AIM: Find all lines in the listing that include the word "واللغات", then copy them.

---+---

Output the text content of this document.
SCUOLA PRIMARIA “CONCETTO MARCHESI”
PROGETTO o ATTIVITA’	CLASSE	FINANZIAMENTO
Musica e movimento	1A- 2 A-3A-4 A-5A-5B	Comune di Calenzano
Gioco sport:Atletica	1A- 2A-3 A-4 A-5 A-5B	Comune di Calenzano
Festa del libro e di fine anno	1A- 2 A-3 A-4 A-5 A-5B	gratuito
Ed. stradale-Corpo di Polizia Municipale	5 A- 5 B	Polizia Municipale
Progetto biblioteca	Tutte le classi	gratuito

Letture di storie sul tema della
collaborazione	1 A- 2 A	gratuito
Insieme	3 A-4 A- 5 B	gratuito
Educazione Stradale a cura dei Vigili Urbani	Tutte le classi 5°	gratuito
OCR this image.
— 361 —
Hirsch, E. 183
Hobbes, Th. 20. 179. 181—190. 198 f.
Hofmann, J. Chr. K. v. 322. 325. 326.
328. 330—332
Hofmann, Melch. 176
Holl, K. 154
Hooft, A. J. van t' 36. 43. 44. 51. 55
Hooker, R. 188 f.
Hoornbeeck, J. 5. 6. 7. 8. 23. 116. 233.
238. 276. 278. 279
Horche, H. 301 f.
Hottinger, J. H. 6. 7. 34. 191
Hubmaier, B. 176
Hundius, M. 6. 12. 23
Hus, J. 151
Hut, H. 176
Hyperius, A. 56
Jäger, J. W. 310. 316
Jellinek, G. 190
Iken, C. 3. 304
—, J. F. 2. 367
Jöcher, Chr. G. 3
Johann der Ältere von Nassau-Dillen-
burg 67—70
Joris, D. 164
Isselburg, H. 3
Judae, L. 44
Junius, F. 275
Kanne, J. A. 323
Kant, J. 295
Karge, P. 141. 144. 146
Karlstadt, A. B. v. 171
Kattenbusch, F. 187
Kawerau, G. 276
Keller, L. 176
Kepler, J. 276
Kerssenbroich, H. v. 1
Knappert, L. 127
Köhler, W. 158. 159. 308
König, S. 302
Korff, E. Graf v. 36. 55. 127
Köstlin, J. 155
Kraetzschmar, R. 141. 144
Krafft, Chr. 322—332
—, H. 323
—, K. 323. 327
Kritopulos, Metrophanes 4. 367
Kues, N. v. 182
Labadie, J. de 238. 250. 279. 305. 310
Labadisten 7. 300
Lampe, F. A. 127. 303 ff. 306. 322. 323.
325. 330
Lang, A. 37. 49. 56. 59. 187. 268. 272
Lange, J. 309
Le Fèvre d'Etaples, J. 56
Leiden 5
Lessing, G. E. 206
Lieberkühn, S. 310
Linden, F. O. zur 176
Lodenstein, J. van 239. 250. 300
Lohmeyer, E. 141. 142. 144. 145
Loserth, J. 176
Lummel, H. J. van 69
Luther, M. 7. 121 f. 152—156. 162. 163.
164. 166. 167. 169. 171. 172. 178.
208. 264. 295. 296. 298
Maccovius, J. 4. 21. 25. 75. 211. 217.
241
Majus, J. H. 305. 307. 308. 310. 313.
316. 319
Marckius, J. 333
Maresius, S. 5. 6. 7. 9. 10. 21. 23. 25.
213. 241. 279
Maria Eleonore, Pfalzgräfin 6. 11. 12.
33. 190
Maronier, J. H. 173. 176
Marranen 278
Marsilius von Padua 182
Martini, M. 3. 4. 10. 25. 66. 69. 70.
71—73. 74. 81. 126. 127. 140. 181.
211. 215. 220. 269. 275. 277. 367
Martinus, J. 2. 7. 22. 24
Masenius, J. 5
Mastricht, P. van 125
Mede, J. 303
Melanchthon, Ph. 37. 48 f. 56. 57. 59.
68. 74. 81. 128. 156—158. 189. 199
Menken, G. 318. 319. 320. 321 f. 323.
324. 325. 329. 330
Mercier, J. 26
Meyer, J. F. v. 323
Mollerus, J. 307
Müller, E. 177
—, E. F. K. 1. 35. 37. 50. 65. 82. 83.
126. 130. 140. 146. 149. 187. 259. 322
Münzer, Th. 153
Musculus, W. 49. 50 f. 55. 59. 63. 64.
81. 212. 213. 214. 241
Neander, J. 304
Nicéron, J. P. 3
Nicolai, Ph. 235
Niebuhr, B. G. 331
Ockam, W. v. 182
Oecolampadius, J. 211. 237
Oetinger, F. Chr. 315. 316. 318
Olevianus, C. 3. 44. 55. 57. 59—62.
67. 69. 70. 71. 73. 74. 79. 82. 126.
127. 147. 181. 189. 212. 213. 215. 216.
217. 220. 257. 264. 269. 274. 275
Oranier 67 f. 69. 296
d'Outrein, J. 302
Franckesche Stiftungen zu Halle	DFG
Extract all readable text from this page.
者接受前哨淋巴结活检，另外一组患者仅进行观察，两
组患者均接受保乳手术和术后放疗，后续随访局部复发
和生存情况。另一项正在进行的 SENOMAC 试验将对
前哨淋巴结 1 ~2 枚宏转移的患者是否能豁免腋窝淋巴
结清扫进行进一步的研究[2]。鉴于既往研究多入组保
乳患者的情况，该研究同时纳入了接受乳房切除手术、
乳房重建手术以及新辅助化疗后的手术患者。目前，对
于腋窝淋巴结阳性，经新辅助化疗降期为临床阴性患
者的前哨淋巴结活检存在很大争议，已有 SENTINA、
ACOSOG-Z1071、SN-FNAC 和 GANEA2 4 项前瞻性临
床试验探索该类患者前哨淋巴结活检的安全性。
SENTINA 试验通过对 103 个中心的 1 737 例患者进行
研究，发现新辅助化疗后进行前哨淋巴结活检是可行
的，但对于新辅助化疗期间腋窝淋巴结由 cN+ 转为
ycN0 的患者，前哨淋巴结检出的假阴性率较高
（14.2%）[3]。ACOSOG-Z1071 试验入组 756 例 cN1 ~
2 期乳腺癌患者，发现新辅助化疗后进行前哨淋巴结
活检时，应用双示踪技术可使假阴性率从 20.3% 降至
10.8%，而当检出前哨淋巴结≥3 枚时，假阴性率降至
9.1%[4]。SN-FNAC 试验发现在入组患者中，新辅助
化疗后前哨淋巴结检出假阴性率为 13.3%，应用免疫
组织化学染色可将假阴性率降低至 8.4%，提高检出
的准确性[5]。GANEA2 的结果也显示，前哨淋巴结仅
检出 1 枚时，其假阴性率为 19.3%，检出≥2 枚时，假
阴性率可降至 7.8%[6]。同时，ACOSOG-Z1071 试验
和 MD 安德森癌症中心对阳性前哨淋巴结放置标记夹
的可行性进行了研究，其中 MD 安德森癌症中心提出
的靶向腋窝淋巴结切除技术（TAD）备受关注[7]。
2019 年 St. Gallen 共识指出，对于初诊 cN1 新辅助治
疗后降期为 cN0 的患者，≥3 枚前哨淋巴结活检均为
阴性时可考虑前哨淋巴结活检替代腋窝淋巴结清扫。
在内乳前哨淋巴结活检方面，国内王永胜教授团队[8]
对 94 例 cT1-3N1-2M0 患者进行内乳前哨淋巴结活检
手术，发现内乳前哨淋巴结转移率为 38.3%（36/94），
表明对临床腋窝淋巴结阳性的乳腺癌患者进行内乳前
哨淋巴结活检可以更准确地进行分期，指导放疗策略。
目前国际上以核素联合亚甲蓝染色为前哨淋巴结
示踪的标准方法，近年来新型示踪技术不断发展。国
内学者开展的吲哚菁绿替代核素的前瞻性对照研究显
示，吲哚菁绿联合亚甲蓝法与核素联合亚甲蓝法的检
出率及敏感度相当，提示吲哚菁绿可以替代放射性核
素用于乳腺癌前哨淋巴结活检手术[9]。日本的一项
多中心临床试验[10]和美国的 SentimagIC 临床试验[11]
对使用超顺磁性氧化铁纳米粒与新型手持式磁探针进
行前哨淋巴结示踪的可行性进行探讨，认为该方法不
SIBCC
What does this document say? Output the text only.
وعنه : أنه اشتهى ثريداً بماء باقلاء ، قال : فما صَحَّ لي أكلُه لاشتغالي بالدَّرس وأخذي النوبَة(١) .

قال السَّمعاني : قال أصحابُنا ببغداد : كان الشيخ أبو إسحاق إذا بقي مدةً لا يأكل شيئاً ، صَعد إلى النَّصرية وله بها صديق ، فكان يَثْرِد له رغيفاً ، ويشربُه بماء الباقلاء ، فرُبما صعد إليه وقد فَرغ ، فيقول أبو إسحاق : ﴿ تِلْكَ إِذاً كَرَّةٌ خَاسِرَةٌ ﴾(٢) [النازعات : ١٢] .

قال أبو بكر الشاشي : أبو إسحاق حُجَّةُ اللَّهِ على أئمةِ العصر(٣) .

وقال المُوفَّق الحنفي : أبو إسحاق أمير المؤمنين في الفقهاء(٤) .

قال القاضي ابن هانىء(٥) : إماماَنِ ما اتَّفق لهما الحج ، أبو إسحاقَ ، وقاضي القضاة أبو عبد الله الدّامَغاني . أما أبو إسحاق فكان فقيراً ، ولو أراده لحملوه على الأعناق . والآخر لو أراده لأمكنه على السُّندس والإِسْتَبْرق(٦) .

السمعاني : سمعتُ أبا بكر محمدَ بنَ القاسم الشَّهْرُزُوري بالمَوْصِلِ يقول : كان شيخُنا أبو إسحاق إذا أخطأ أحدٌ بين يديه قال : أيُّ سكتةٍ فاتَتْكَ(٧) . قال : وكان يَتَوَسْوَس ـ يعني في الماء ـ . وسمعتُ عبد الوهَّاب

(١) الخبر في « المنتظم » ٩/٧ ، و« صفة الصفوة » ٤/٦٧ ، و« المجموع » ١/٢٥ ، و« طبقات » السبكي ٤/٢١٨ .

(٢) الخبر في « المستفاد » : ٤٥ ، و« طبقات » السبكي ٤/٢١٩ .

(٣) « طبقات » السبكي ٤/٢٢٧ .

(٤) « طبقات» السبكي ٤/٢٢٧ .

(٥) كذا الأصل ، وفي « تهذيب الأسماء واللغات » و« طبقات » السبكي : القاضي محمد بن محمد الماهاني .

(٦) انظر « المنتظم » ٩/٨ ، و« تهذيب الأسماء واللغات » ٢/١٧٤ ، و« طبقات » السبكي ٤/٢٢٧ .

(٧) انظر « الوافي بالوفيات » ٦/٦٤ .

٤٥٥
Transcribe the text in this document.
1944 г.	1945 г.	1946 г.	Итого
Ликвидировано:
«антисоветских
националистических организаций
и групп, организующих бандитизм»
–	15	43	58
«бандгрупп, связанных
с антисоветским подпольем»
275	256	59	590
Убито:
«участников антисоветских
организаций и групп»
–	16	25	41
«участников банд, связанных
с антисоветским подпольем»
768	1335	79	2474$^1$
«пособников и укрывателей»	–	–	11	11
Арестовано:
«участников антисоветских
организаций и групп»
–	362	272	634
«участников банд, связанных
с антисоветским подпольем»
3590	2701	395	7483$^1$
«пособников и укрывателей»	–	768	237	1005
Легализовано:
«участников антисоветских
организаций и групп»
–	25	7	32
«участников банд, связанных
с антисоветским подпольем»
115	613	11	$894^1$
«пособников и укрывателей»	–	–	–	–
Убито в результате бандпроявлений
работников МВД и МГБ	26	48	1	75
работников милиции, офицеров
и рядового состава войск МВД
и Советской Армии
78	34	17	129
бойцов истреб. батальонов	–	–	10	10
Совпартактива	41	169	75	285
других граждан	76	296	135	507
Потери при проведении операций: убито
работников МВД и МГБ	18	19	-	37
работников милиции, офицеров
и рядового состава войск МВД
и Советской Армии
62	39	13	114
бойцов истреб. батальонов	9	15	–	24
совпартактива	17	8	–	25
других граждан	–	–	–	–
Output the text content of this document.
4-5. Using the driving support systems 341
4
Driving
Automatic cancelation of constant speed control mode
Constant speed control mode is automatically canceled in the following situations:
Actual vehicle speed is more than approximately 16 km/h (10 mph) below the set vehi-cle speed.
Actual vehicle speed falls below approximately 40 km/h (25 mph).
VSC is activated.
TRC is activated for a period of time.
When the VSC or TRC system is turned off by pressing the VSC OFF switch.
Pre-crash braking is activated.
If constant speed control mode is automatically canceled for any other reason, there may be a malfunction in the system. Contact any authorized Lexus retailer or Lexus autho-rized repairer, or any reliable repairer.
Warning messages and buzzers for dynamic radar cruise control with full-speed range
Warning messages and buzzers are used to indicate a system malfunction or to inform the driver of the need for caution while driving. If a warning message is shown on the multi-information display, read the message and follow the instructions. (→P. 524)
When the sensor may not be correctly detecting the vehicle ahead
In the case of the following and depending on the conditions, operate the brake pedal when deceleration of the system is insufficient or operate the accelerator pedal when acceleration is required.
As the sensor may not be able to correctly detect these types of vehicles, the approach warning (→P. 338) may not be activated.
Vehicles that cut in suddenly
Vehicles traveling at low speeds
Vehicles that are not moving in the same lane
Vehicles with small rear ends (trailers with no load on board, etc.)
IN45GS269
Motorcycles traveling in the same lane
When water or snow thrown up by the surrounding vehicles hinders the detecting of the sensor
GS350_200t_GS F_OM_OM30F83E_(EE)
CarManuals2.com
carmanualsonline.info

---+---

EXERCISE ANSWER:
(٥) كذا الأصل ، وفي « تهذيب الأسماء واللغات » و« طبقات » السبكي : القاضي محمد بن محمد الماهاني .
(٦) انظر « المنتظم » ٩/٨ ، و« تهذيب الأسماء واللغات » ٢/١٧٤ ، و« طبقات » السبكي ٤/٢٢٧ .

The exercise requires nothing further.